» **THE TASK**
Pick out every line with the word "Jesus" and copy it.

» **GIVEN DATA**
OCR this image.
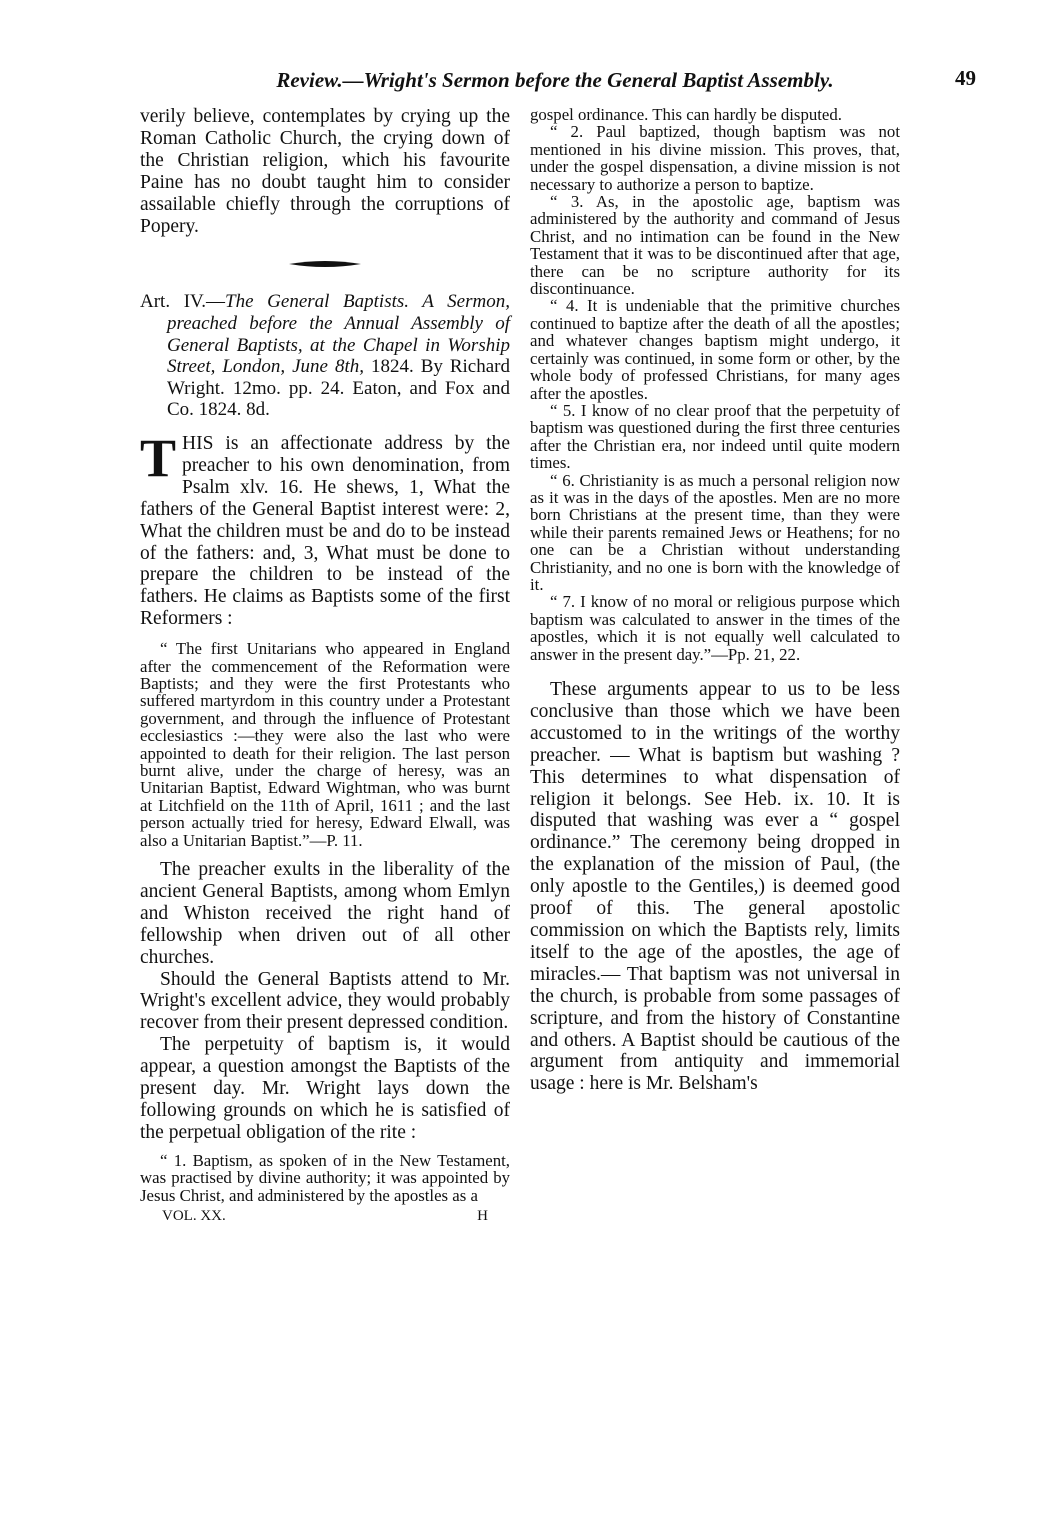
Review.—Wright's Sermon before the General Baptist Assembly.	49

verily believe, contemplates by crying up the Roman Catholic Church, the crying down of the Christian religion, which his favourite Paine has no doubt taught him to consider assailable chiefly through the corruptions of Popery.

Art. IV.—The General Baptists. A Sermon, preached before the Annual Assembly of General Baptists, at the Chapel in Worship Street, London, June 8th, 1824. By Richard Wright. 12mo. pp. 24. Eaton, and Fox and Co. 1824. 8d.

THIS is an affectionate address by the preacher to his own denomination, from Psalm xlv. 16. He shews, 1, What the fathers of the General Baptist interest were: 2, What the children must be and do to be instead of the fathers: and, 3, What must be done to prepare the children to be instead of the fathers. He claims as Baptists some of the first Reformers :

“ The first Unitarians who appeared in England after the commencement of the Reformation were Baptists; and they were the first Protestants who suffered martyrdom in this country under a Protestant government, and through the influence of Protestant ecclesiastics :—they were also the last who were appointed to death for their religion. The last person burnt alive, under the charge of heresy, was an Unitarian Baptist, Edward Wightman, who was burnt at Litchfield on the 11th of April, 1611 ; and the last person actually tried for heresy, Edward Elwall, was also a Unitarian Baptist.”—P. 11.

The preacher exults in the liberality of the ancient General Baptists, among whom Emlyn and Whiston received the right hand of fellowship when driven out of all other churches.

Should the General Baptists attend to Mr. Wright's excellent advice, they would probably recover from their present depressed condition.

The perpetuity of baptism is, it would appear, a question amongst the Baptists of the present day. Mr. Wright lays down the following grounds on which he is satisfied of the perpetual obligation of the rite :

“ 1. Baptism, as spoken of in the New Testament, was practised by divine authority; it was appointed by Jesus Christ, and administered by the apostles as a

VOL. XX.	H

gospel ordinance. This can hardly be disputed.

“ 2. Paul baptized, though baptism was not mentioned in his divine mission. This proves, that, under the gospel dispensation, a divine mission is not necessary to authorize a person to baptize.

“ 3. As, in the apostolic age, baptism was administered by the authority and command of Jesus Christ, and no intimation can be found in the New Testament that it was to be discontinued after that age, there can be no scripture authority for its discontinuance.

“ 4. It is undeniable that the primitive churches continued to baptize after the death of all the apostles; and whatever changes baptism might undergo, it certainly was continued, in some form or other, by the whole body of professed Christians, for many ages after the apostles.

“ 5. I know of no clear proof that the perpetuity of baptism was questioned during the first three centuries after the Christian era, nor indeed until quite modern times.

“ 6. Christianity is as much a personal religion now as it was in the days of the apostles. Men are no more born Christians at the present time, than they were while their parents remained Jews or Heathens; for no one can be a Christian without understanding Christianity, and no one is born with the knowledge of it.

“ 7. I know of no moral or religious purpose which baptism was calculated to answer in the times of the apostles, which it is not equally well calculated to answer in the present day.”—Pp. 21, 22.

These arguments appear to us to be less conclusive than those which we have been accustomed to in the writings of the worthy preacher. — What is baptism but washing ? This determines to what dispensation of religion it belongs. See Heb. ix. 10. It is disputed that washing was ever a “ gospel ordinance.” The ceremony being dropped in the explanation of the mission of Paul, (the only apostle to the Gentiles,) is deemed good proof of this. The general apostolic commission on which the Baptists rely, limits itself to the age of the apostles, the age of miracles.— That baptism was not universal in the church, is probable from some passages of scripture, and from the history of Constantine and others. A Baptist should be cautious of the argument from antiquity and immemorial usage : here is Mr. Belsham's
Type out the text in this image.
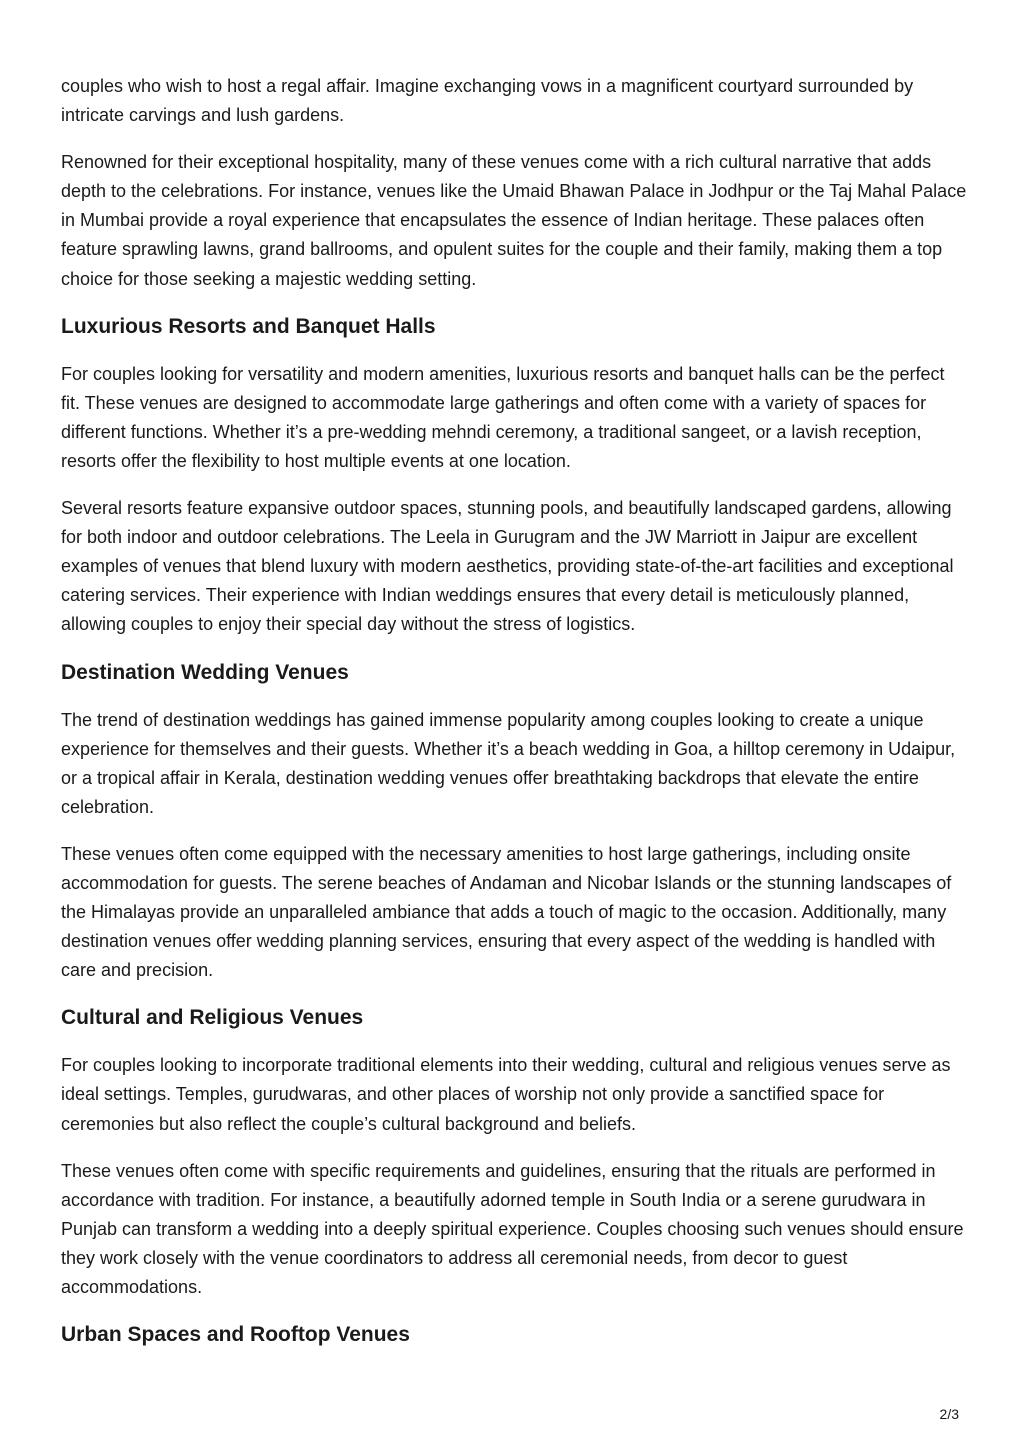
couples who wish to host a regal affair. Imagine exchanging vows in a magnificent courtyard surrounded by intricate carvings and lush gardens.

Renowned for their exceptional hospitality, many of these venues come with a rich cultural narrative that adds depth to the celebrations. For instance, venues like the Umaid Bhawan Palace in Jodhpur or the Taj Mahal Palace in Mumbai provide a royal experience that encapsulates the essence of Indian heritage. These palaces often feature sprawling lawns, grand ballrooms, and opulent suites for the couple and their family, making them a top choice for those seeking a majestic wedding setting.

Luxurious Resorts and Banquet Halls

For couples looking for versatility and modern amenities, luxurious resorts and banquet halls can be the perfect fit. These venues are designed to accommodate large gatherings and often come with a variety of spaces for different functions. Whether it’s a pre-wedding mehndi ceremony, a traditional sangeet, or a lavish reception, resorts offer the flexibility to host multiple events at one location.

Several resorts feature expansive outdoor spaces, stunning pools, and beautifully landscaped gardens, allowing for both indoor and outdoor celebrations. The Leela in Gurugram and the JW Marriott in Jaipur are excellent examples of venues that blend luxury with modern aesthetics, providing state-of-the-art facilities and exceptional catering services. Their experience with Indian weddings ensures that every detail is meticulously planned, allowing couples to enjoy their special day without the stress of logistics.

Destination Wedding Venues

The trend of destination weddings has gained immense popularity among couples looking to create a unique experience for themselves and their guests. Whether it’s a beach wedding in Goa, a hilltop ceremony in Udaipur, or a tropical affair in Kerala, destination wedding venues offer breathtaking backdrops that elevate the entire celebration.

These venues often come equipped with the necessary amenities to host large gatherings, including onsite accommodation for guests. The serene beaches of Andaman and Nicobar Islands or the stunning landscapes of the Himalayas provide an unparalleled ambiance that adds a touch of magic to the occasion. Additionally, many destination venues offer wedding planning services, ensuring that every aspect of the wedding is handled with care and precision.

Cultural and Religious Venues

For couples looking to incorporate traditional elements into their wedding, cultural and religious venues serve as ideal settings. Temples, gurudwaras, and other places of worship not only provide a sanctified space for ceremonies but also reflect the couple’s cultural background and beliefs.

These venues often come with specific requirements and guidelines, ensuring that the rituals are performed in accordance with tradition. For instance, a beautifully adorned temple in South India or a serene gurudwara in Punjab can transform a wedding into a deeply spiritual experience. Couples choosing such venues should ensure they work closely with the venue coordinators to address all ceremonial needs, from decor to guest accommodations.

Urban Spaces and Rooftop Venues
2/3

» **THE COMPLETED TASK**
“ 1. Baptism, as spoken of in the New Testament, was practised by divine authority; it was appointed by Jesus Christ, and administered by the apostles as a
“ 3. As, in the apostolic age, baptism was administered by the authority and command of Jesus Christ, and no intimation can be found in the New Testament that it was to be discontinued after that age, there can be no scripture authority for its discontinuance.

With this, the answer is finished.